## DATASET
■ ■ ■ ■ ■
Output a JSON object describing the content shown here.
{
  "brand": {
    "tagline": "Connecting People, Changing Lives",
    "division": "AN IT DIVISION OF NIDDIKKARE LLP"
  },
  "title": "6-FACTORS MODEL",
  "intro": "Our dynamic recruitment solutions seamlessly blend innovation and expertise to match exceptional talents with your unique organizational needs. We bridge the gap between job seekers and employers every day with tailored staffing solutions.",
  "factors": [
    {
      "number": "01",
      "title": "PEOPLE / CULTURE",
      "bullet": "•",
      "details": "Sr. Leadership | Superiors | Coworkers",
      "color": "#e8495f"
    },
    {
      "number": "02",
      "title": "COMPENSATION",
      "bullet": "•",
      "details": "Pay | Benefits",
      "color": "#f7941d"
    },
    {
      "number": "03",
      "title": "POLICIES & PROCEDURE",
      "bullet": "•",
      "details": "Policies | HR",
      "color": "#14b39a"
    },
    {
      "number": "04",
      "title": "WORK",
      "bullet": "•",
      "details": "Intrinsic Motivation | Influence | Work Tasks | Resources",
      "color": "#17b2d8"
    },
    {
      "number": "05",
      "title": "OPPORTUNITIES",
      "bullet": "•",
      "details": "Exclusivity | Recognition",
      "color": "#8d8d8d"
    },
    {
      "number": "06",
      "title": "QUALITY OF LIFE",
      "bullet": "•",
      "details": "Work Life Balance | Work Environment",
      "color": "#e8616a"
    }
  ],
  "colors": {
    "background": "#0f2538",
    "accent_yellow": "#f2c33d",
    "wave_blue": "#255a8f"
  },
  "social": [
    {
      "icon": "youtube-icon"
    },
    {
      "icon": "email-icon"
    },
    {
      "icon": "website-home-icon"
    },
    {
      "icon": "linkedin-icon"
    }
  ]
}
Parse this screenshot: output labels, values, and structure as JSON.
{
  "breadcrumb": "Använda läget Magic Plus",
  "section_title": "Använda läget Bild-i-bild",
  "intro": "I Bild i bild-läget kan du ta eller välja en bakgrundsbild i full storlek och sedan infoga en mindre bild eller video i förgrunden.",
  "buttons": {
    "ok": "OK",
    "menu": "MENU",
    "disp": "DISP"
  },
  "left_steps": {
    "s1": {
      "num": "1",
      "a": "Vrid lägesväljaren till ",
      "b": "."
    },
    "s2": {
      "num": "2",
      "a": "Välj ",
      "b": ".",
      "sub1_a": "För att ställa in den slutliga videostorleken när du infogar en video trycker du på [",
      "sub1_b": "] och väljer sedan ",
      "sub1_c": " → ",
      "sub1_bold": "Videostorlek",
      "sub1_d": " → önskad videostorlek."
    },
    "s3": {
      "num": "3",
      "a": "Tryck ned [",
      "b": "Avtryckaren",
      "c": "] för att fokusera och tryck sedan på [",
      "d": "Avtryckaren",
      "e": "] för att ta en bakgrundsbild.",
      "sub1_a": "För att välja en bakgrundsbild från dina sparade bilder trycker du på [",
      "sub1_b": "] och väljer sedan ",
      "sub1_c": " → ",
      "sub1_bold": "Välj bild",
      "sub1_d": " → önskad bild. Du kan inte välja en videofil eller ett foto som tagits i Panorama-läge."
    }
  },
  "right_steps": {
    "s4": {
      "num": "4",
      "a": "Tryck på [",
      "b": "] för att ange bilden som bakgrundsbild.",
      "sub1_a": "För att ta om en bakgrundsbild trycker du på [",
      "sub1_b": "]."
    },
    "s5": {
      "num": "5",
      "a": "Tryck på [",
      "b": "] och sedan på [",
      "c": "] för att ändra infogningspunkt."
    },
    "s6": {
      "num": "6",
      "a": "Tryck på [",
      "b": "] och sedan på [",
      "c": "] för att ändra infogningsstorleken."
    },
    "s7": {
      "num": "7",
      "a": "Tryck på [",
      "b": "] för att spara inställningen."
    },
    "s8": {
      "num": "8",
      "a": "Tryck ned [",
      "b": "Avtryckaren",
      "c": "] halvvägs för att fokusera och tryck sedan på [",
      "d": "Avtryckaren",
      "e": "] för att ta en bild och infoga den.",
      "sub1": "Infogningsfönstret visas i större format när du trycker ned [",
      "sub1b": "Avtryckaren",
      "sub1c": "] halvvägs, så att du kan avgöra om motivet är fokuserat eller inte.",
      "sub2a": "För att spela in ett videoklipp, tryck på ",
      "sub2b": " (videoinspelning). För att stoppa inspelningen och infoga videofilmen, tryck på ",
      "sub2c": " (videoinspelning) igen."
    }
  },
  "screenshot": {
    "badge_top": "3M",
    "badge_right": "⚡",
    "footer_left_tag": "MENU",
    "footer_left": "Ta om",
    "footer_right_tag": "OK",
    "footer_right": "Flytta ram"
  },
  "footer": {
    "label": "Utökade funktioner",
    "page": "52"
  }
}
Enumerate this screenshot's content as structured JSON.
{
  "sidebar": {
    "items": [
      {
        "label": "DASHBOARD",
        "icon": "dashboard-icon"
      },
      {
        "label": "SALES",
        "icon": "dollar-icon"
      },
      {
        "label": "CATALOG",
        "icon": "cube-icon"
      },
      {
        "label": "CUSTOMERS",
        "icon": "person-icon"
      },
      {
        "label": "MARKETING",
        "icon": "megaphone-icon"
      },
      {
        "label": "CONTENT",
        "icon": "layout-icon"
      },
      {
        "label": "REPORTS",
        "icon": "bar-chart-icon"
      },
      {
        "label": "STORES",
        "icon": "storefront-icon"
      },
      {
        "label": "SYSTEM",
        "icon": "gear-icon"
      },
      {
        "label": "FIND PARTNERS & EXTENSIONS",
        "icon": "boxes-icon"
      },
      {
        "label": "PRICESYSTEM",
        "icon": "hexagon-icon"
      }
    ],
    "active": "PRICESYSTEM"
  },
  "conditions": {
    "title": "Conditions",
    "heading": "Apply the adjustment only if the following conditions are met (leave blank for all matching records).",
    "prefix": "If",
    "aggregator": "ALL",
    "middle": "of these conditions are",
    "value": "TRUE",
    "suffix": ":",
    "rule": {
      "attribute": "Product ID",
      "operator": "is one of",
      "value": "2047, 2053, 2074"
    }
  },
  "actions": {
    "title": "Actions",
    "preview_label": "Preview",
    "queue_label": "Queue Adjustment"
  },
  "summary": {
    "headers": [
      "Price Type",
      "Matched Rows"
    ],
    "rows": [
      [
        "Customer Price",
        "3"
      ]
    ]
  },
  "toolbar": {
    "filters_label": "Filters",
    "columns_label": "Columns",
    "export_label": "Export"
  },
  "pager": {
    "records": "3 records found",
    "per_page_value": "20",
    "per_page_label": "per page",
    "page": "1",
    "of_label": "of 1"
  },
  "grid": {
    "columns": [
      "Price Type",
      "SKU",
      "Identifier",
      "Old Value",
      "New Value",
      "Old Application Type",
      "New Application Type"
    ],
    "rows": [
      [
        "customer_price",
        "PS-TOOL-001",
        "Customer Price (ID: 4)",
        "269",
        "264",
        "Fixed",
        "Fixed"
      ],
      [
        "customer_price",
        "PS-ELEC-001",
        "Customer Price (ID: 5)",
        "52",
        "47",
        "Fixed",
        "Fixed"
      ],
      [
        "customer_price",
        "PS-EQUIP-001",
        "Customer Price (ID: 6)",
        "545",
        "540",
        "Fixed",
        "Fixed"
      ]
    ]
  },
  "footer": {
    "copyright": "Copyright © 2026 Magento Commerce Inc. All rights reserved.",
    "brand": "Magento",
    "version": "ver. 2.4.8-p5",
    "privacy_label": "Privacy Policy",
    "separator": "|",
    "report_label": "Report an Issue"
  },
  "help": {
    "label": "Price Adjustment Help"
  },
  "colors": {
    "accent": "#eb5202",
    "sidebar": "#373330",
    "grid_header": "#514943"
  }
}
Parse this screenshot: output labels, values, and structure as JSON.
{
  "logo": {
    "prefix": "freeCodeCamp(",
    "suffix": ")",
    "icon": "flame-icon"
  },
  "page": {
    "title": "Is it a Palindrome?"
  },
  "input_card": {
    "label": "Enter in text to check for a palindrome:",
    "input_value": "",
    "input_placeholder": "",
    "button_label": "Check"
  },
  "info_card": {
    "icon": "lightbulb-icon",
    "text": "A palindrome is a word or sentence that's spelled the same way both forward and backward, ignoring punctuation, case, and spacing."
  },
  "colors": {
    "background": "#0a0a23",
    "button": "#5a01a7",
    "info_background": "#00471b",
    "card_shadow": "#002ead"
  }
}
■ ■ ■ ■ ■
## OBJECTIVE
Where a line in the entries holds the word "details", copy that line.

## TASK RESULT
      "details": "Sr. Leadership | Superiors | Coworkers",
      "details": "Pay | Benefits",
      "details": "Policies | HR",
      "details": "Intrinsic Motivation | Influence | Work Tasks | Resources",
      "details": "Exclusivity | Recognition",
      "details": "Work Life Balance | Work Environment",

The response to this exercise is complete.